◆ Instructions for the task: Print verbatim the lines of the entries from the one containing "Give me the" to the last, inclusive, and no others.
** begin **
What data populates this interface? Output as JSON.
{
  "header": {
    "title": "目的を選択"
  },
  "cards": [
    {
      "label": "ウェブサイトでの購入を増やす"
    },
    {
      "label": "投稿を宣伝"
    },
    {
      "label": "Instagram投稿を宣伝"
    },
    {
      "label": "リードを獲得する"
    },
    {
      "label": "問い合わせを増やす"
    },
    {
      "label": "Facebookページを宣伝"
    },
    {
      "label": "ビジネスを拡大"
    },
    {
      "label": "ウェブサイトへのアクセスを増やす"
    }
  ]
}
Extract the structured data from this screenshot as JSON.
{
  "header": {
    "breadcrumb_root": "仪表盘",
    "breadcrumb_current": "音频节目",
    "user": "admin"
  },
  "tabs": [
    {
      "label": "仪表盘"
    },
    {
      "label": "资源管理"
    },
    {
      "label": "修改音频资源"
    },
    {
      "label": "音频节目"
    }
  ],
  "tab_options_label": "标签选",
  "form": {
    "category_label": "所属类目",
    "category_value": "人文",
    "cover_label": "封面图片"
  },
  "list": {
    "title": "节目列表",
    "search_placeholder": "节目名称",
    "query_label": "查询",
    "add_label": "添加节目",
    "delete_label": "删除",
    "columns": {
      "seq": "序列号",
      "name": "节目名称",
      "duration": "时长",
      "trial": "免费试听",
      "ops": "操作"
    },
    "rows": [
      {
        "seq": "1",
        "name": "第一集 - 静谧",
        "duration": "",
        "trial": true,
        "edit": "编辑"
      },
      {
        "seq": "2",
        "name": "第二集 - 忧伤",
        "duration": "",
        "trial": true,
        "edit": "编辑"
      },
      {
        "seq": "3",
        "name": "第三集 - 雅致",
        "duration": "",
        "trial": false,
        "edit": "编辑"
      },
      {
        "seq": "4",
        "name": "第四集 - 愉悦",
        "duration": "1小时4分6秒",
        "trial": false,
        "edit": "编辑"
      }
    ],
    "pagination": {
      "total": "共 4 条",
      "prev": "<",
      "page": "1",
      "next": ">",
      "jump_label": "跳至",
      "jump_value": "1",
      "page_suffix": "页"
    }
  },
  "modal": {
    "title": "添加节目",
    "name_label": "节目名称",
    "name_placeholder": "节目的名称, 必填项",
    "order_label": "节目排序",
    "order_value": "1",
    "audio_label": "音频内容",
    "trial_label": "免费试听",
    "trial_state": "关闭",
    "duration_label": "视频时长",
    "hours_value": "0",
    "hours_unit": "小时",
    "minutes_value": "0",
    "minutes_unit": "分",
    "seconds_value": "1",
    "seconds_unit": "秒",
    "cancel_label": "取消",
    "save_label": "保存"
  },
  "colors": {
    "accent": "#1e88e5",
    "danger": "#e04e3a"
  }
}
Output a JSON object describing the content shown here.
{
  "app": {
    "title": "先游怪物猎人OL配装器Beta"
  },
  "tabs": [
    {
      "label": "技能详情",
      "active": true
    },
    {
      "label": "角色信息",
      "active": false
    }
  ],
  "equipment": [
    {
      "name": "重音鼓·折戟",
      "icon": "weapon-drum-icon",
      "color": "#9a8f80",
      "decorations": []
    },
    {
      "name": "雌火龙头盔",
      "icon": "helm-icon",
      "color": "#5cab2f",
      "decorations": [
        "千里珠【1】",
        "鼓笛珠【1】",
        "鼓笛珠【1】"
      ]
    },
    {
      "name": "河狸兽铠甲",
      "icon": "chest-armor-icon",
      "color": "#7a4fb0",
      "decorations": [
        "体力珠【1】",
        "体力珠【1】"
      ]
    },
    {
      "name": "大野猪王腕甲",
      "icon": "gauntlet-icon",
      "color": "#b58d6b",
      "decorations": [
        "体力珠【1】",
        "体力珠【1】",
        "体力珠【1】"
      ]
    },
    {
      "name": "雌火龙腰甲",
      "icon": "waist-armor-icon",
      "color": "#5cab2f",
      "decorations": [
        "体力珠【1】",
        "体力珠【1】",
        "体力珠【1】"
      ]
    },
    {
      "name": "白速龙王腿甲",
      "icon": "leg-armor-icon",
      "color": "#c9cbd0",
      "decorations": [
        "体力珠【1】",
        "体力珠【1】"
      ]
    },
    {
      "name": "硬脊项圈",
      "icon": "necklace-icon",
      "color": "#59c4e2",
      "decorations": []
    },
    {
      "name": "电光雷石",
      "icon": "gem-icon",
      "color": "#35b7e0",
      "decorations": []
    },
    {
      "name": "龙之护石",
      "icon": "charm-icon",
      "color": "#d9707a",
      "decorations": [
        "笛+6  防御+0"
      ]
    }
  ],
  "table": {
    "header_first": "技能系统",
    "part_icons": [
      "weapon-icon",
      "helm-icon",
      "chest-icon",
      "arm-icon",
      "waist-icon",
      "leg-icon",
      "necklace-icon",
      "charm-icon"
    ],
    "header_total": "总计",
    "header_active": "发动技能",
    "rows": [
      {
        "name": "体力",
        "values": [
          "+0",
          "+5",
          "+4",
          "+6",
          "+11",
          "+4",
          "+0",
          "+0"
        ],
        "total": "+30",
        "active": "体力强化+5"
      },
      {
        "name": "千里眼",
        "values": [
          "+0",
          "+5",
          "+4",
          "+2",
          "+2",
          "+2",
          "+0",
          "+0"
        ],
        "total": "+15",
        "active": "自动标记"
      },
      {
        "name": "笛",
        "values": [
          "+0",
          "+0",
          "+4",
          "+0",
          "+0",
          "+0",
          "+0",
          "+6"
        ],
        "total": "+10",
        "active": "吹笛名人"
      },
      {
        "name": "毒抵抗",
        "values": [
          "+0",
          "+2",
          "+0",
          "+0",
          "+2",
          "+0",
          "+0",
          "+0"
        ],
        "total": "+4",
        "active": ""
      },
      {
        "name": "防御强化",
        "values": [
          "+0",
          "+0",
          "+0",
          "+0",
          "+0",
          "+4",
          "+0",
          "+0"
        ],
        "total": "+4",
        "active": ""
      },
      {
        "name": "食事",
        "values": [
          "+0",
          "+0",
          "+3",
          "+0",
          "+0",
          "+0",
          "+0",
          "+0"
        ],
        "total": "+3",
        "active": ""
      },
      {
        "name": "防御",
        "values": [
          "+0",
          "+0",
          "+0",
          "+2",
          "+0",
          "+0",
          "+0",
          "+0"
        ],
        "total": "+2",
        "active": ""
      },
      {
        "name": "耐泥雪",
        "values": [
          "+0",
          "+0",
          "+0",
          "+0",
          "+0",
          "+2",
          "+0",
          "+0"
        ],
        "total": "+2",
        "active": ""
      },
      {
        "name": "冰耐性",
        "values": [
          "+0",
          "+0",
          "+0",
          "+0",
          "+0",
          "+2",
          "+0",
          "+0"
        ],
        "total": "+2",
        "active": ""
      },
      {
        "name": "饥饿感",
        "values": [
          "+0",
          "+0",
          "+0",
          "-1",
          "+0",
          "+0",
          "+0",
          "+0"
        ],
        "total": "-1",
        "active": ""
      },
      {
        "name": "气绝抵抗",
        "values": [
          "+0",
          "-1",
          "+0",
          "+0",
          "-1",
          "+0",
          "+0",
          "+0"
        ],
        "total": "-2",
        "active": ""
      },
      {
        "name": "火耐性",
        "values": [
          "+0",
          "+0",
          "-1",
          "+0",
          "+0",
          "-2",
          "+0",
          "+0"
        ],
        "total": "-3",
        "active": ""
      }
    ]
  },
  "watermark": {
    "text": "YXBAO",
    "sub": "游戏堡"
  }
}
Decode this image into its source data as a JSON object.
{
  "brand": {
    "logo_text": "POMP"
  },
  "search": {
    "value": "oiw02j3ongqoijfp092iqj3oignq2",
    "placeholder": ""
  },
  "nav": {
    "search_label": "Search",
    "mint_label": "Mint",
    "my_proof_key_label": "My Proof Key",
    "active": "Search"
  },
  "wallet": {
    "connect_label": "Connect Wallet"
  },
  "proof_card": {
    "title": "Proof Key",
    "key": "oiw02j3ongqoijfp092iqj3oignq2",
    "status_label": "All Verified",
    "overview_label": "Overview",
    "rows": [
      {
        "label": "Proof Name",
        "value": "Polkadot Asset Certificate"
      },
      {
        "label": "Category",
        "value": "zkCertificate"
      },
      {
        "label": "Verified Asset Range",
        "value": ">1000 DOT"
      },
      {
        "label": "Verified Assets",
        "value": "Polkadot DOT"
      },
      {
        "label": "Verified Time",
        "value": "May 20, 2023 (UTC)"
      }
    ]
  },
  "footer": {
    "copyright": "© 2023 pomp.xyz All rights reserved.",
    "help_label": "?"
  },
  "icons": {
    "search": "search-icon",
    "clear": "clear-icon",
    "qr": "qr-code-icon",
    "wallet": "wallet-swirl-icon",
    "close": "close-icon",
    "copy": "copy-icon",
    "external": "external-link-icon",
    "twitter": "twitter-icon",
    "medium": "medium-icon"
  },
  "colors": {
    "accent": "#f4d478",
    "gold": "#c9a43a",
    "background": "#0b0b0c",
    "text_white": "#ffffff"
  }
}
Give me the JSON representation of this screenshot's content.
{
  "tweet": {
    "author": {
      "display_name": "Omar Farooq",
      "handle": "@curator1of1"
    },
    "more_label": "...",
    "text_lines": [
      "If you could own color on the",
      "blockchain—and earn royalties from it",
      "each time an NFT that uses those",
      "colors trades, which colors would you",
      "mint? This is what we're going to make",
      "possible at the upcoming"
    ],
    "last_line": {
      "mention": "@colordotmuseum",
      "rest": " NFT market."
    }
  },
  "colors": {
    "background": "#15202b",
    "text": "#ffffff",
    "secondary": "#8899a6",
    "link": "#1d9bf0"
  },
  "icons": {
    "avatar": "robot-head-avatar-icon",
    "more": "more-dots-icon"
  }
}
** end **
◆ Exercise answer:
Give me the JSON representation of this screenshot's content.
{
  "tweet": {
    "author": {
      "display_name": "Omar Farooq",
      "handle": "@curator1of1"
    },
    "more_label": "...",
    "text_lines": [
      "If you could own color on the",
      "blockchain—and earn royalties from it",
      "each time an NFT that uses those",
      "colors trades, which colors would you",
      "mint? This is what we're going to make",
      "possible at the upcoming"
    ],
    "last_line": {
      "mention": "@colordotmuseum",
      "rest": " NFT market."
    }
  },
  "colors": {
    "background": "#15202b",
    "text": "#ffffff",
    "secondary": "#8899a6",
    "link": "#1d9bf0"
  },
  "icons": {
    "avatar": "robot-head-avatar-icon",
    "more": "more-dots-icon"
  }
}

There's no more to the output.